** Goal **
Give every line back verbatim, dropping all images.

## START

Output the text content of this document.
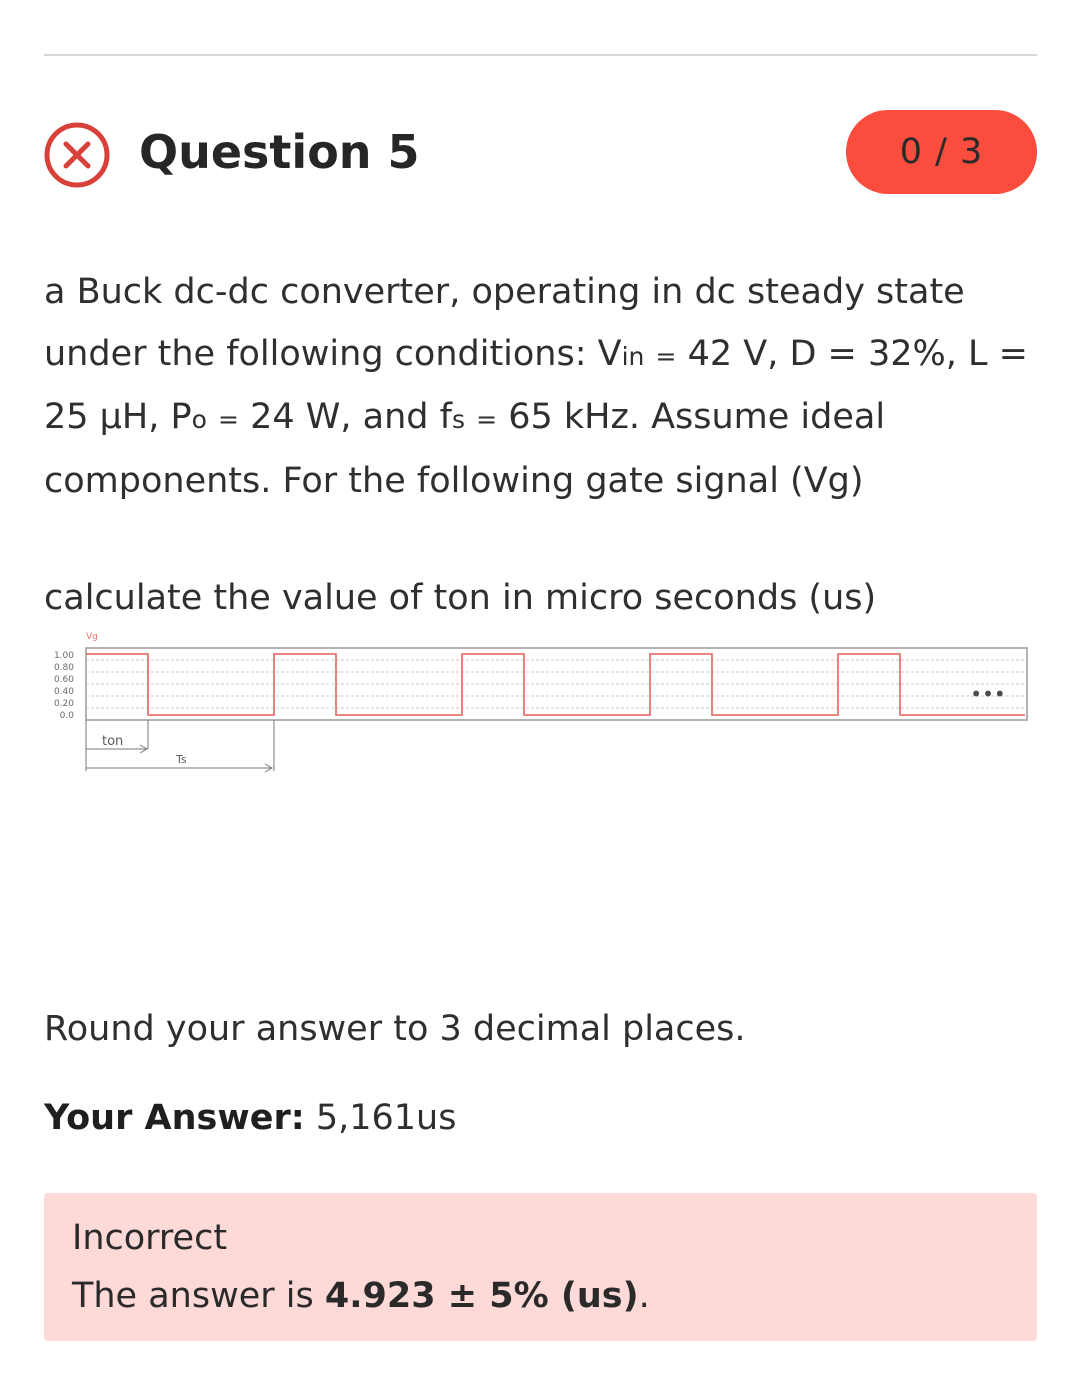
Question 5	0 / 3
a Buck dc-dc converter, operating in dc steady state under the following conditions: Vin = 42 V, D = 32%, L = 25 μH, Po = 24 W, and fs = 65 kHz. Assume ideal components. For the following gate signal (Vg)
calculate the value of ton in micro seconds (us)
Vg
1.00
0.80
0.60
0.40
0.20
0.0
•••
ton
Ts
Round your answer to 3 decimal places.
Your Answer: 5,161us
Incorrect
The answer is 4.923 ± 5% (us).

## END

** Expected answer **
Output the text content of this document.
Question 5	0 / 3
a Buck dc-dc converter, operating in dc steady state under the following conditions: Vin = 42 V, D = 32%, L = 25 μH, Po = 24 W, and fs = 65 kHz. Assume ideal components. For the following gate signal (Vg)
calculate the value of ton in micro seconds (us)
Vg
1.00
0.80
0.60
0.40
0.20
0.0
•••
ton
Ts
Round your answer to 3 decimal places.
Your Answer: 5,161us
Incorrect
The answer is 4.923 ± 5% (us).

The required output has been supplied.